### DATASET CONTENT
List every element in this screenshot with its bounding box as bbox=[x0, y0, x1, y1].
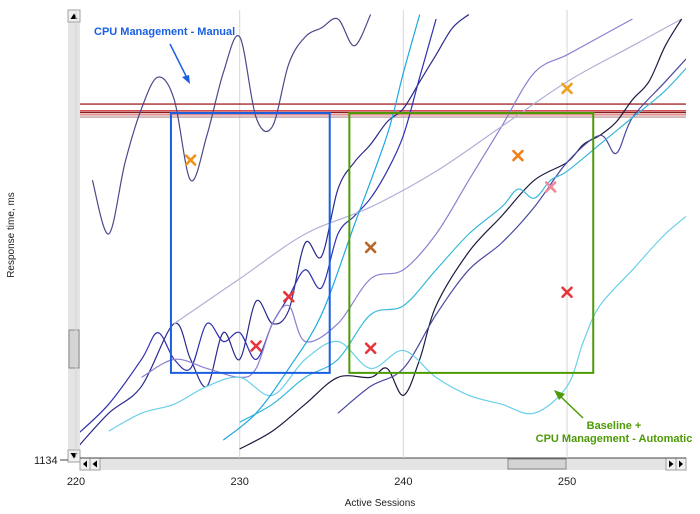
scroll-right-arrow-icon bbox=[669, 460, 674, 468]
annotation-automatic: Baseline + CPU Management - Automatic bbox=[536, 390, 693, 445]
series-line bbox=[173, 18, 682, 325]
series-line bbox=[91, 14, 372, 235]
x-axis-title: Active Sessions bbox=[345, 498, 416, 509]
markers bbox=[184, 82, 573, 355]
manual-region-box bbox=[169, 112, 331, 374]
x-marker-icon bbox=[282, 290, 295, 303]
series-line bbox=[239, 67, 686, 423]
vertical-scroll-thumb[interactable] bbox=[68, 329, 80, 369]
annotation-automatic-label-2: CPU Management - Automatic bbox=[536, 433, 693, 445]
series-line bbox=[222, 14, 421, 441]
scroll-home-icon bbox=[83, 460, 87, 468]
annotation-manual: CPU Management - Manual bbox=[94, 26, 235, 84]
annotation-automatic-label-1: Baseline + bbox=[587, 420, 642, 432]
y-axis-title: Response time, ms bbox=[6, 192, 17, 278]
horizontal-scroll-thumb[interactable] bbox=[507, 458, 567, 470]
x-marker-icon bbox=[364, 241, 377, 254]
automatic-region-box bbox=[348, 112, 595, 374]
annotation-automatic-arrowhead-icon bbox=[554, 390, 565, 400]
annotation-manual-arrow bbox=[169, 43, 188, 79]
series-lines bbox=[80, 14, 686, 450]
x-tick-label: 250 bbox=[558, 476, 576, 488]
series-line bbox=[337, 58, 686, 414]
series-line bbox=[141, 18, 633, 379]
scroll-left-arrow-icon bbox=[92, 460, 97, 468]
series-line bbox=[80, 14, 470, 446]
x-marker-icon bbox=[512, 149, 524, 162]
vertical-scroll-track[interactable] bbox=[68, 10, 80, 462]
x-marker-icon bbox=[561, 82, 573, 95]
x-marker-icon bbox=[250, 340, 262, 352]
series-line bbox=[108, 215, 686, 432]
x-marker-icon bbox=[561, 286, 573, 299]
x-tick-label: 220 bbox=[67, 476, 85, 488]
annotation-automatic-arrow bbox=[558, 394, 584, 419]
x-marker-icon bbox=[364, 342, 377, 355]
annotation-manual-arrowhead-icon bbox=[182, 75, 190, 84]
x-tick-label: 240 bbox=[394, 476, 412, 488]
x-tick-label: 230 bbox=[231, 476, 249, 488]
vertical-scrollbar[interactable] bbox=[67, 9, 81, 463]
scroll-end-icon bbox=[679, 460, 683, 468]
y-tick-label: 1134 bbox=[34, 455, 58, 467]
grid bbox=[75, 10, 568, 458]
horizontal-scrollbar[interactable] bbox=[79, 457, 687, 471]
highlight-regions bbox=[169, 112, 595, 374]
x-marker-icon bbox=[544, 181, 557, 193]
x-marker-icon bbox=[184, 154, 197, 166]
series-line bbox=[239, 18, 683, 450]
horizontal-scroll-track[interactable] bbox=[80, 458, 686, 470]
x-tick-labels: 220 230 240 250 bbox=[67, 476, 576, 488]
annotation-manual-label: CPU Management - Manual bbox=[94, 26, 235, 38]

### JOB
Please rewrite the stretch of the items from the line containing "scroll-right-arrow-icon bbox=[669, 460, 674, 468]" through the line containing "series-line bbox=[222, 14, 421, 441]", swapping "Active Sessions" for "Concurrent Users" and keeping everything else the same. Give only those lines.

### FULL ANSWER
scroll-right-arrow-icon bbox=[669, 460, 674, 468]
annotation-automatic: Baseline + CPU Management - Automatic bbox=[536, 390, 693, 445]
series-line bbox=[173, 18, 682, 325]
series-line bbox=[91, 14, 372, 235]
x-axis-title: Concurrent Users bbox=[345, 498, 416, 509]
markers bbox=[184, 82, 573, 355]
manual-region-box bbox=[169, 112, 331, 374]
x-marker-icon bbox=[282, 290, 295, 303]
series-line bbox=[239, 67, 686, 423]
vertical-scroll-thumb[interactable] bbox=[68, 329, 80, 369]
annotation-automatic-label-2: CPU Management - Automatic bbox=[536, 433, 693, 445]
series-line bbox=[222, 14, 421, 441]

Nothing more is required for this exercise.